[Extracted records]
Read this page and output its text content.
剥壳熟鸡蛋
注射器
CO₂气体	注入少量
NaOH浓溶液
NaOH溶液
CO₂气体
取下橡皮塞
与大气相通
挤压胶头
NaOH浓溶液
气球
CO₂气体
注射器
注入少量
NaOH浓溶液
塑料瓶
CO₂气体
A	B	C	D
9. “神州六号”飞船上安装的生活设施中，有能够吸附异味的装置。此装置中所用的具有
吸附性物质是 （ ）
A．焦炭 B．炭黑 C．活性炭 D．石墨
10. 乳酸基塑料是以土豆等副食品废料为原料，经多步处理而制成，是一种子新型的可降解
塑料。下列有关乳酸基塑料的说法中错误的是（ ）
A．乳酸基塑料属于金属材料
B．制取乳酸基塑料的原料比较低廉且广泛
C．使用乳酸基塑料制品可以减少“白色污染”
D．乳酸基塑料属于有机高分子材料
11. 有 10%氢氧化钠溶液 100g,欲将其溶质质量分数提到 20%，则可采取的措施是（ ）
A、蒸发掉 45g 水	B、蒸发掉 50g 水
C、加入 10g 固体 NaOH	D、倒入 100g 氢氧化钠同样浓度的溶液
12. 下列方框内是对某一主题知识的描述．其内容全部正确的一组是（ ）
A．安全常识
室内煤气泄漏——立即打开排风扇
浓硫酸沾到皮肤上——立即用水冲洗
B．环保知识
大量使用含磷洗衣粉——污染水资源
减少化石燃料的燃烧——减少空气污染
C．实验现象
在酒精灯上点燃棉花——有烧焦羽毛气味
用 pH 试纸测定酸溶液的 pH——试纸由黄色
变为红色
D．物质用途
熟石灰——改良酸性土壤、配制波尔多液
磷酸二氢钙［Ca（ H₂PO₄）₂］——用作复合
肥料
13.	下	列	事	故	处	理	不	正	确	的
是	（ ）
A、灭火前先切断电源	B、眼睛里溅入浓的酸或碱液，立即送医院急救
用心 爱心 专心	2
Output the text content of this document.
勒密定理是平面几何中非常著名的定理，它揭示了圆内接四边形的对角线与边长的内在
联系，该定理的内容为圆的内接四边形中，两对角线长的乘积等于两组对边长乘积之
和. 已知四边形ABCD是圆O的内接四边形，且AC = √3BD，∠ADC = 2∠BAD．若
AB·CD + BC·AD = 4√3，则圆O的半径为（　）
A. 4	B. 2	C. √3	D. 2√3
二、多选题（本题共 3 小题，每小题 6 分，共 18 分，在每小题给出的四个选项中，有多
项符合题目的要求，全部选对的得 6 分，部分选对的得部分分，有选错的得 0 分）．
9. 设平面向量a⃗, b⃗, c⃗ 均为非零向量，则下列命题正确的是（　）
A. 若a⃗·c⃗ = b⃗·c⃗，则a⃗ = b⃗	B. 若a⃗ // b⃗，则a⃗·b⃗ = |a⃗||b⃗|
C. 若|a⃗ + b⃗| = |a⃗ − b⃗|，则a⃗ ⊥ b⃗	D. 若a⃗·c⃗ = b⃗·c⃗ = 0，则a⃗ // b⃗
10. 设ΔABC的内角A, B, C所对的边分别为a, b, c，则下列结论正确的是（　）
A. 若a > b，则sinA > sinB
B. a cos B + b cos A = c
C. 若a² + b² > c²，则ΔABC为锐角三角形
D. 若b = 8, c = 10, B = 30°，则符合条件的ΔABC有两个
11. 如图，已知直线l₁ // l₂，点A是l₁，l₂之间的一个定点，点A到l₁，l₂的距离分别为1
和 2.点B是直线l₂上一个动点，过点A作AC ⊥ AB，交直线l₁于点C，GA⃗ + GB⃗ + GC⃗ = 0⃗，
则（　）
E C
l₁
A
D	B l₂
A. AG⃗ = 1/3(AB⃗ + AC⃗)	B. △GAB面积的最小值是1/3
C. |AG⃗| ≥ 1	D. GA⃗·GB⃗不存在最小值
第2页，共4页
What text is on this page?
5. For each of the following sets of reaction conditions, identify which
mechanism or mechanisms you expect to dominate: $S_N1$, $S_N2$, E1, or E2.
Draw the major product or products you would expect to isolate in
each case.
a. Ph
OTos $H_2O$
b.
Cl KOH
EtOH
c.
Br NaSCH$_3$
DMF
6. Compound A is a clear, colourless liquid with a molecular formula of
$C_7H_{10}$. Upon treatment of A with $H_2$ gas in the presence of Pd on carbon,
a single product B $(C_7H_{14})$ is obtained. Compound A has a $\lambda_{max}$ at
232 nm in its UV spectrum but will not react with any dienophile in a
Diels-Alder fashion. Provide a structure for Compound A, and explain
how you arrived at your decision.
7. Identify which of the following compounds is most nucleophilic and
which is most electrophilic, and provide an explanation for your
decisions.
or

_PROBLEM DESCRIPTION_.
The records above are to be copied in full, exactly as written.

_WORKED ANSWER_.
Read this page and output its text content.
剥壳熟鸡蛋
注射器
CO₂气体	注入少量
NaOH浓溶液
NaOH溶液
CO₂气体
取下橡皮塞
与大气相通
挤压胶头
NaOH浓溶液
气球
CO₂气体
注射器
注入少量
NaOH浓溶液
塑料瓶
CO₂气体
A	B	C	D
9. “神州六号”飞船上安装的生活设施中，有能够吸附异味的装置。此装置中所用的具有
吸附性物质是 （ ）
A．焦炭 B．炭黑 C．活性炭 D．石墨
10. 乳酸基塑料是以土豆等副食品废料为原料，经多步处理而制成，是一种子新型的可降解
塑料。下列有关乳酸基塑料的说法中错误的是（ ）
A．乳酸基塑料属于金属材料
B．制取乳酸基塑料的原料比较低廉且广泛
C．使用乳酸基塑料制品可以减少“白色污染”
D．乳酸基塑料属于有机高分子材料
11. 有 10%氢氧化钠溶液 100g,欲将其溶质质量分数提到 20%，则可采取的措施是（ ）
A、蒸发掉 45g 水	B、蒸发掉 50g 水
C、加入 10g 固体 NaOH	D、倒入 100g 氢氧化钠同样浓度的溶液
12. 下列方框内是对某一主题知识的描述．其内容全部正确的一组是（ ）
A．安全常识
室内煤气泄漏——立即打开排风扇
浓硫酸沾到皮肤上——立即用水冲洗
B．环保知识
大量使用含磷洗衣粉——污染水资源
减少化石燃料的燃烧——减少空气污染
C．实验现象
在酒精灯上点燃棉花——有烧焦羽毛气味
用 pH 试纸测定酸溶液的 pH——试纸由黄色
变为红色
D．物质用途
熟石灰——改良酸性土壤、配制波尔多液
磷酸二氢钙［Ca（ H₂PO₄）₂］——用作复合
肥料
13.	下	列	事	故	处	理	不	正	确	的
是	（ ）
A、灭火前先切断电源	B、眼睛里溅入浓的酸或碱液，立即送医院急救
用心 爱心 专心	2
Output the text content of this document.
勒密定理是平面几何中非常著名的定理，它揭示了圆内接四边形的对角线与边长的内在
联系，该定理的内容为圆的内接四边形中，两对角线长的乘积等于两组对边长乘积之
和. 已知四边形ABCD是圆O的内接四边形，且AC = √3BD，∠ADC = 2∠BAD．若
AB·CD + BC·AD = 4√3，则圆O的半径为（　）
A. 4	B. 2	C. √3	D. 2√3
二、多选题（本题共 3 小题，每小题 6 分，共 18 分，在每小题给出的四个选项中，有多
项符合题目的要求，全部选对的得 6 分，部分选对的得部分分，有选错的得 0 分）．
9. 设平面向量a⃗, b⃗, c⃗ 均为非零向量，则下列命题正确的是（　）
A. 若a⃗·c⃗ = b⃗·c⃗，则a⃗ = b⃗	B. 若a⃗ // b⃗，则a⃗·b⃗ = |a⃗||b⃗|
C. 若|a⃗ + b⃗| = |a⃗ − b⃗|，则a⃗ ⊥ b⃗	D. 若a⃗·c⃗ = b⃗·c⃗ = 0，则a⃗ // b⃗
10. 设ΔABC的内角A, B, C所对的边分别为a, b, c，则下列结论正确的是（　）
A. 若a > b，则sinA > sinB
B. a cos B + b cos A = c
C. 若a² + b² > c²，则ΔABC为锐角三角形
D. 若b = 8, c = 10, B = 30°，则符合条件的ΔABC有两个
11. 如图，已知直线l₁ // l₂，点A是l₁，l₂之间的一个定点，点A到l₁，l₂的距离分别为1
和 2.点B是直线l₂上一个动点，过点A作AC ⊥ AB，交直线l₁于点C，GA⃗ + GB⃗ + GC⃗ = 0⃗，
则（　）
E C
l₁
A
D	B l₂
A. AG⃗ = 1/3(AB⃗ + AC⃗)	B. △GAB面积的最小值是1/3
C. |AG⃗| ≥ 1	D. GA⃗·GB⃗不存在最小值
第2页，共4页
What text is on this page?
5. For each of the following sets of reaction conditions, identify which
mechanism or mechanisms you expect to dominate: $S_N1$, $S_N2$, E1, or E2.
Draw the major product or products you would expect to isolate in
each case.
a. Ph
OTos $H_2O$
b.
Cl KOH
EtOH
c.
Br NaSCH$_3$
DMF
6. Compound A is a clear, colourless liquid with a molecular formula of
$C_7H_{10}$. Upon treatment of A with $H_2$ gas in the presence of Pd on carbon,
a single product B $(C_7H_{14})$ is obtained. Compound A has a $\lambda_{max}$ at
232 nm in its UV spectrum but will not react with any dienophile in a
Diels-Alder fashion. Provide a structure for Compound A, and explain
how you arrived at your decision.
7. Identify which of the following compounds is most nucleophilic and
which is most electrophilic, and provide an explanation for your
decisions.
or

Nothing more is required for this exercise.